>> START MATERIAL

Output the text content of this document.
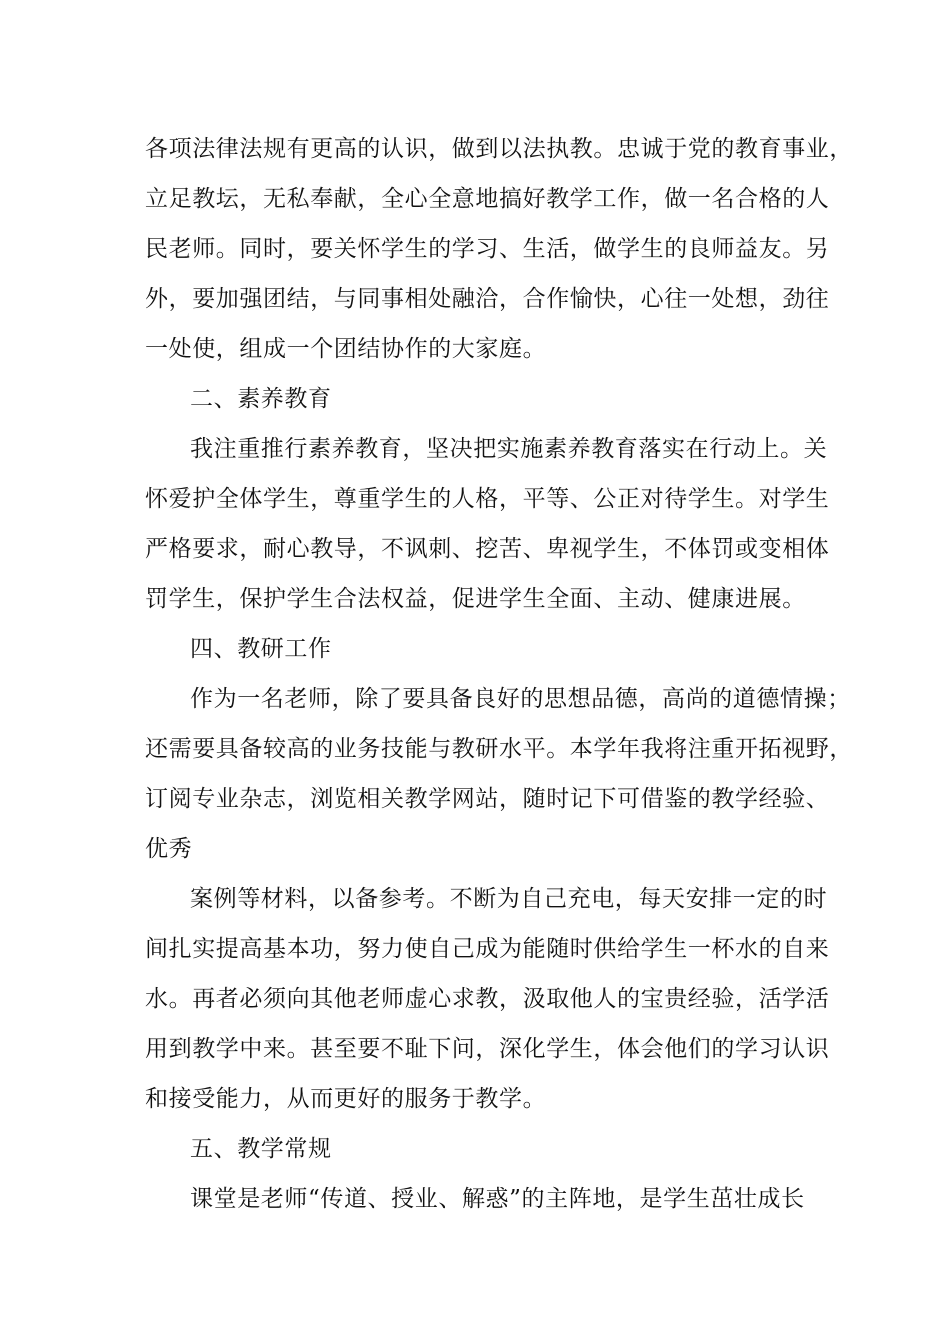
各项法律法规有更高的认识，做到以法执教。忠诚于党的教育事业，
立足教坛，无私奉献，全心全意地搞好教学工作，做一名合格的人
民老师。同时，要关怀学生的学习、生活，做学生的良师益友。另
外，要加强团结，与同事相处融洽，合作愉快，心往一处想，劲往
一处使，组成一个团结协作的大家庭。
二、素养教育
我注重推行素养教育，坚决把实施素养教育落实在行动上。关
怀爱护全体学生，尊重学生的人格，平等、公正对待学生。对学生
严格要求，耐心教导，不讽刺、挖苦、卑视学生，不体罚或变相体
罚学生，保护学生合法权益，促进学生全面、主动、健康进展。
四、教研工作
作为一名老师，除了要具备良好的思想品德，高尚的道德情操；
还需要具备较高的业务技能与教研水平。本学年我将注重开拓视野，
订阅专业杂志，浏览相关教学网站，随时记下可借鉴的教学经验、
优秀
案例等材料，以备参考。不断为自己充电，每天安排一定的时
间扎实提高基本功，努力使自己成为能随时供给学生一杯水的自来
水。再者必须向其他老师虚心求教，汲取他人的宝贵经验，活学活
用到教学中来。甚至要不耻下问，深化学生，体会他们的学习认识
和接受能力，从而更好的服务于教学。
五、教学常规
课堂是老师“传道、授业、解惑”的主阵地，是学生茁壮成长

>> END MATERIAL

# EXERCISE GOAL
Copy the records word for word, leaving no picture in the copy.

# SOLUTION FOR THIS EXERCISE
Output the text content of this document.
各项法律法规有更高的认识，做到以法执教。忠诚于党的教育事业，
立足教坛，无私奉献，全心全意地搞好教学工作，做一名合格的人
民老师。同时，要关怀学生的学习、生活，做学生的良师益友。另
外，要加强团结，与同事相处融洽，合作愉快，心往一处想，劲往
一处使，组成一个团结协作的大家庭。
二、素养教育
我注重推行素养教育，坚决把实施素养教育落实在行动上。关
怀爱护全体学生，尊重学生的人格，平等、公正对待学生。对学生
严格要求，耐心教导，不讽刺、挖苦、卑视学生，不体罚或变相体
罚学生，保护学生合法权益，促进学生全面、主动、健康进展。
四、教研工作
作为一名老师，除了要具备良好的思想品德，高尚的道德情操；
还需要具备较高的业务技能与教研水平。本学年我将注重开拓视野，
订阅专业杂志，浏览相关教学网站，随时记下可借鉴的教学经验、
优秀
案例等材料，以备参考。不断为自己充电，每天安排一定的时
间扎实提高基本功，努力使自己成为能随时供给学生一杯水的自来
水。再者必须向其他老师虚心求教，汲取他人的宝贵经验，活学活
用到教学中来。甚至要不耻下问，深化学生，体会他们的学习认识
和接受能力，从而更好的服务于教学。
五、教学常规
课堂是老师“传道、授业、解惑”的主阵地，是学生茁壮成长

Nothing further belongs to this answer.